WORK TO COMPLETE:
Sift the listing for lines that hold the string "text" and pull them out.

DATA ENTRIES:
######

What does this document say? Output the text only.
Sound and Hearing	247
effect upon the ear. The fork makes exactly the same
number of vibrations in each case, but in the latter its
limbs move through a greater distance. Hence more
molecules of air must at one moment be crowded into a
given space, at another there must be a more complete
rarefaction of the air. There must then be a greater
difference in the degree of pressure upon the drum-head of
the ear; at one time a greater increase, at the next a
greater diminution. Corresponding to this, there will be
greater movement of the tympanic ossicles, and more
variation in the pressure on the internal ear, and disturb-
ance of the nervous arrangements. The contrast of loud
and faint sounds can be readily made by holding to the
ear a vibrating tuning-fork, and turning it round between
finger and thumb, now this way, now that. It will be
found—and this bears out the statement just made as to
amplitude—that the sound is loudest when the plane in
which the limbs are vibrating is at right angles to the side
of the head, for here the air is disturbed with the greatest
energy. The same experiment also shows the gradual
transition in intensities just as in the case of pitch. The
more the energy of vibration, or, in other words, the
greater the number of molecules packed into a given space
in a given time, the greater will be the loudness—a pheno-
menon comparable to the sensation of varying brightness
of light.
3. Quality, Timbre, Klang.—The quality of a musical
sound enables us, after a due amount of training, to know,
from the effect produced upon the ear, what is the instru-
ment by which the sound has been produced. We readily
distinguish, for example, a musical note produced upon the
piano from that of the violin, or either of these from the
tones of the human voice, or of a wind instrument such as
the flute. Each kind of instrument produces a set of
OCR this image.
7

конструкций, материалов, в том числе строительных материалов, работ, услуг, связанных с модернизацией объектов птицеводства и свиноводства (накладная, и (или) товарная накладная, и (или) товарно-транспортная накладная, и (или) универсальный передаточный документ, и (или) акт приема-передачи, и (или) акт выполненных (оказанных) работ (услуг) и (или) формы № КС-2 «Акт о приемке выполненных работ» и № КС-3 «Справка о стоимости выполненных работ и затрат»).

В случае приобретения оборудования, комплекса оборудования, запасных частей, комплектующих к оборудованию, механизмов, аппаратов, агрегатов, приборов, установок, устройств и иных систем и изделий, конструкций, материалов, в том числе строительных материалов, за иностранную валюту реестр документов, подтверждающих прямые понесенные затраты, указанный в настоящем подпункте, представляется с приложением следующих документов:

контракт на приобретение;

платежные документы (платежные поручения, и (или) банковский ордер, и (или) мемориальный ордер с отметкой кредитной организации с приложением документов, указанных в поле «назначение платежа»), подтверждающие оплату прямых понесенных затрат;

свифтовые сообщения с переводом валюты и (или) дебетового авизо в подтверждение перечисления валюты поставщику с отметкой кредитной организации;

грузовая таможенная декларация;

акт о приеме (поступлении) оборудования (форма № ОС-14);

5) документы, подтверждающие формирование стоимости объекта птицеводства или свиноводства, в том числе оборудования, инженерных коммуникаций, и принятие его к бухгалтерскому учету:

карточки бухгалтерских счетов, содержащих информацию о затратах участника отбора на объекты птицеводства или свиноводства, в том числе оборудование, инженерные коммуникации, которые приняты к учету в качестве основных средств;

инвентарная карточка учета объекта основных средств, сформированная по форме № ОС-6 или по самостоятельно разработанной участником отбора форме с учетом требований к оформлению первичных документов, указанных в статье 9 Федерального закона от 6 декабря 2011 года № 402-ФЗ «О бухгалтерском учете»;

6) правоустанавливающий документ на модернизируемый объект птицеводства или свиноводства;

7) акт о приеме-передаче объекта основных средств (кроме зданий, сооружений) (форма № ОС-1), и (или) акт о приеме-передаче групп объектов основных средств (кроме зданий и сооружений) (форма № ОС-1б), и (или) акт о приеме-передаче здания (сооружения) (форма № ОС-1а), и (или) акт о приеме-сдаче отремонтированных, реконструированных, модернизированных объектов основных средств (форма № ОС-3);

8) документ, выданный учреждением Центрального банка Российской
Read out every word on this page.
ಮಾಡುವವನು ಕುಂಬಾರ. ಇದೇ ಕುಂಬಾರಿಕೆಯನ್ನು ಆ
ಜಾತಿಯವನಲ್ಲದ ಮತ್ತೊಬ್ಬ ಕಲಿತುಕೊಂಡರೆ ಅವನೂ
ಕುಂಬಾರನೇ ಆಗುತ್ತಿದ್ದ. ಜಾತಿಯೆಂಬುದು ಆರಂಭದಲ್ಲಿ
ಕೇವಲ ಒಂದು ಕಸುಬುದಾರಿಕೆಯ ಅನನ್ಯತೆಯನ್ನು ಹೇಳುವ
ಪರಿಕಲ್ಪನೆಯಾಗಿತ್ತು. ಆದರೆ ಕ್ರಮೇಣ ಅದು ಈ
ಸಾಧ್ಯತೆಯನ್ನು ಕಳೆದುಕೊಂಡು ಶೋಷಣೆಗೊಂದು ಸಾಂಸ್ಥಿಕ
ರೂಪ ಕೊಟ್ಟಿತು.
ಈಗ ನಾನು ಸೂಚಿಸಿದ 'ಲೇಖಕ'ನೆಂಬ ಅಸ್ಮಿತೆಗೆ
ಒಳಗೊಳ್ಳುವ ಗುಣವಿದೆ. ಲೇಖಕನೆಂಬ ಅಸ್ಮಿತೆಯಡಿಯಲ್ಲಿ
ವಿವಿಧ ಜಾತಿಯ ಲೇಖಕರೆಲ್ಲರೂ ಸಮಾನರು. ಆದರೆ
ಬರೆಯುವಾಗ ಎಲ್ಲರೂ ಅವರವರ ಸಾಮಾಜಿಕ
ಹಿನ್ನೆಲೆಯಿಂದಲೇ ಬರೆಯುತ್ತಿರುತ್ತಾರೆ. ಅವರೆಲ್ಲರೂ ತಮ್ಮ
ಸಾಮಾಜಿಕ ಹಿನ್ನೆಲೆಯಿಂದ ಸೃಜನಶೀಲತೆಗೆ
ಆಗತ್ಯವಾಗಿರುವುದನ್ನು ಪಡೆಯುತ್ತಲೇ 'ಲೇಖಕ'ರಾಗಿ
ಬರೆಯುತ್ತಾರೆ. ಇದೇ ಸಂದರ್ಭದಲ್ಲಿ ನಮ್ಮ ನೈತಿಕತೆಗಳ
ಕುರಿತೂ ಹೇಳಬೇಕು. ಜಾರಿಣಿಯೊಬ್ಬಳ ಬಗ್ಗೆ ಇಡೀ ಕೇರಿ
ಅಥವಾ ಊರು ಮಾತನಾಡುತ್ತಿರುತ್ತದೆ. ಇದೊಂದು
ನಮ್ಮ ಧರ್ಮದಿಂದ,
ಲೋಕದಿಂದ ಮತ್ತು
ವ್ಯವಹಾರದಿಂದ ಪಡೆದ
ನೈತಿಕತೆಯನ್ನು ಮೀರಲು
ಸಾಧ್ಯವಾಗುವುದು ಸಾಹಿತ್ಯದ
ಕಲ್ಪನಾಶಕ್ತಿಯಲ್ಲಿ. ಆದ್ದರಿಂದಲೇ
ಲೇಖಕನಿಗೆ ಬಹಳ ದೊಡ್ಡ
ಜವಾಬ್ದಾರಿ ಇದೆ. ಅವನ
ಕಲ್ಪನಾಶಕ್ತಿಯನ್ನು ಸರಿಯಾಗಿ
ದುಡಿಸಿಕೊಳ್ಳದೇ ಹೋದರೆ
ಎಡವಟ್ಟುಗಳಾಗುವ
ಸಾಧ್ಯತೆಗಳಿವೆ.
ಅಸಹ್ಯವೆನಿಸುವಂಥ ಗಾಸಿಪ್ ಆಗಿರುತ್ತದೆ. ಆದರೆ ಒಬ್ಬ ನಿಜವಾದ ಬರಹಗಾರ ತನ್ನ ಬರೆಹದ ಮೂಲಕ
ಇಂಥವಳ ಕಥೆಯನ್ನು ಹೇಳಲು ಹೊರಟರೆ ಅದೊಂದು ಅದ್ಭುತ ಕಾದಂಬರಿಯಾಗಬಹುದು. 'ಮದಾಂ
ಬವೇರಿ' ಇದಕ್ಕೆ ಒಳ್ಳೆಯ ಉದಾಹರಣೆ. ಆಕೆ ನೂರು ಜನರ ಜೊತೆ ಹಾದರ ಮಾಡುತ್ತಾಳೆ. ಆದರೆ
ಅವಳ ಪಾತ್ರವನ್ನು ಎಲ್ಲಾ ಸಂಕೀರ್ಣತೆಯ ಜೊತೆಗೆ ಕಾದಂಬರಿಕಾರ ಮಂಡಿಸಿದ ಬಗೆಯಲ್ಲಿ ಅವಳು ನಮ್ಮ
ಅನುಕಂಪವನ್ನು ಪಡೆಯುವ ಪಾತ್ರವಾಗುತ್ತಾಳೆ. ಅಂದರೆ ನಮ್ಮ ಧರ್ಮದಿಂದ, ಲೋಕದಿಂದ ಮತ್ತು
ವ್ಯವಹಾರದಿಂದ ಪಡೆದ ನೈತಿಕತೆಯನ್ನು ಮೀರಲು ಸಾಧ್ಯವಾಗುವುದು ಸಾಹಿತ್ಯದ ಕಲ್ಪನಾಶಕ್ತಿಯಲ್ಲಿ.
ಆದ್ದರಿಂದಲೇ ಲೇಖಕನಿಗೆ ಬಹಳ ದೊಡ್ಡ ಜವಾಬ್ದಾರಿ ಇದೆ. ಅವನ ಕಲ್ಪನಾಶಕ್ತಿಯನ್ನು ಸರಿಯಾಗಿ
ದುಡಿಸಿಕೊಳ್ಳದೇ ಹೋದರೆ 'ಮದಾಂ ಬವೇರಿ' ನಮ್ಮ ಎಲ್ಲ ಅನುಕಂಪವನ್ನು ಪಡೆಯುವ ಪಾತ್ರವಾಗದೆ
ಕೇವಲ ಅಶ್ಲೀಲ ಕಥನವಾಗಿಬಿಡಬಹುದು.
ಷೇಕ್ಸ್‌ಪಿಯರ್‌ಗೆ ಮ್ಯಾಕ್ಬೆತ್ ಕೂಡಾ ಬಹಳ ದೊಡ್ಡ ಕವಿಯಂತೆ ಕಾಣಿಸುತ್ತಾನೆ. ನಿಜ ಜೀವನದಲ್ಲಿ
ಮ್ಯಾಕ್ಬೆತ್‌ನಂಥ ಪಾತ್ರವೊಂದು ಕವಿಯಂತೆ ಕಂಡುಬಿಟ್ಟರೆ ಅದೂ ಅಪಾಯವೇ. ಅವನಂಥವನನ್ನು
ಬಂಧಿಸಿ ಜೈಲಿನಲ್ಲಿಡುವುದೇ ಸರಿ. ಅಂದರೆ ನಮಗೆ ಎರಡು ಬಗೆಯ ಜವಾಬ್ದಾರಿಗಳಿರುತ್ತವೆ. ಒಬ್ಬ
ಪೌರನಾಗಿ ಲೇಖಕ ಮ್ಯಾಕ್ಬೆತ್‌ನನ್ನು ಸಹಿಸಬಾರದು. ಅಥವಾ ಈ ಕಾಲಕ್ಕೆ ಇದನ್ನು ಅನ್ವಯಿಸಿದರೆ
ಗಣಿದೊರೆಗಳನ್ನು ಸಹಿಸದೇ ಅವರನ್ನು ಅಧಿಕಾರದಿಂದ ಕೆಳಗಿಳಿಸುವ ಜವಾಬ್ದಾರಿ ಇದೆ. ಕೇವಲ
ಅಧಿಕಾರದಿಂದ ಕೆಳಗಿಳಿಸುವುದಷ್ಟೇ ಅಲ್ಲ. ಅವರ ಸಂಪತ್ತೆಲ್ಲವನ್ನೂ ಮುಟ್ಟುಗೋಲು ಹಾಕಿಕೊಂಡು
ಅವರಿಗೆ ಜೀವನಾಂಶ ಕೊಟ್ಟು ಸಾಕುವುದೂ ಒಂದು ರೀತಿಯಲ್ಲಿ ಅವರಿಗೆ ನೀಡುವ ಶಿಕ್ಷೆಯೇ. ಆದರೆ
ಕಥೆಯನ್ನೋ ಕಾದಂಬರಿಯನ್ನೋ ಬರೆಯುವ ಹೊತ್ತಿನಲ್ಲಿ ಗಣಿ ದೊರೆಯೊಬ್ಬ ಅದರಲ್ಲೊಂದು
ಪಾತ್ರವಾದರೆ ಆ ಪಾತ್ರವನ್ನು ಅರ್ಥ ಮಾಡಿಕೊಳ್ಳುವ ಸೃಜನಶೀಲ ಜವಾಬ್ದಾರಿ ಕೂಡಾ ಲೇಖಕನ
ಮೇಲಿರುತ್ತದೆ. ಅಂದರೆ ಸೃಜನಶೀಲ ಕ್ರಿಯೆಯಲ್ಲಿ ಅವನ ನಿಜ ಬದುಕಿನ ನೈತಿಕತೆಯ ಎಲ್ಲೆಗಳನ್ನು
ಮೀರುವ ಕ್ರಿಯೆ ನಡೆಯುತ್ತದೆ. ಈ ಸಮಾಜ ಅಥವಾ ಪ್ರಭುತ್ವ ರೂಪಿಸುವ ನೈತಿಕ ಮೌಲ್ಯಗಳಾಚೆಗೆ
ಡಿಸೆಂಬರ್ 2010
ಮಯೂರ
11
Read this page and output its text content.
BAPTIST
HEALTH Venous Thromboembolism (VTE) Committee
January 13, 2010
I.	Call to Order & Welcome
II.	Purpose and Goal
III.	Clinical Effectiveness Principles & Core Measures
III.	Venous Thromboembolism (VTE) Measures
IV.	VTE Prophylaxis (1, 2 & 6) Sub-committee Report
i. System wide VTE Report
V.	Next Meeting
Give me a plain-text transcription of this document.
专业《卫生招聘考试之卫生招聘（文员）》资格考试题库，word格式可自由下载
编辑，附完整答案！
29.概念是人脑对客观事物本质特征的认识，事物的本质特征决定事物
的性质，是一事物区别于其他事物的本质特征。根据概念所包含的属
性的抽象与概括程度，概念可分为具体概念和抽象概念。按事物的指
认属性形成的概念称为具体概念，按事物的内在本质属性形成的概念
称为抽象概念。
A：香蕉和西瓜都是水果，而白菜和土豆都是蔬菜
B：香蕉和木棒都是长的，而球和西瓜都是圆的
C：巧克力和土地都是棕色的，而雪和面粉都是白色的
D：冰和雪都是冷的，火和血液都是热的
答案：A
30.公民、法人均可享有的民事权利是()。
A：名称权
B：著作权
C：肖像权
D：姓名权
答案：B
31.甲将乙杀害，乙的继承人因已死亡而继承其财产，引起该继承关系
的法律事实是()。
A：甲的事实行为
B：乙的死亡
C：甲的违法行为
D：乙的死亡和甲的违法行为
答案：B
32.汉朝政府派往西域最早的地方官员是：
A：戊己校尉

######

TASK OUTPUT:
What does this document say? Output the text only.
Read this page and output its text content.
Give me a plain-text transcription of this document.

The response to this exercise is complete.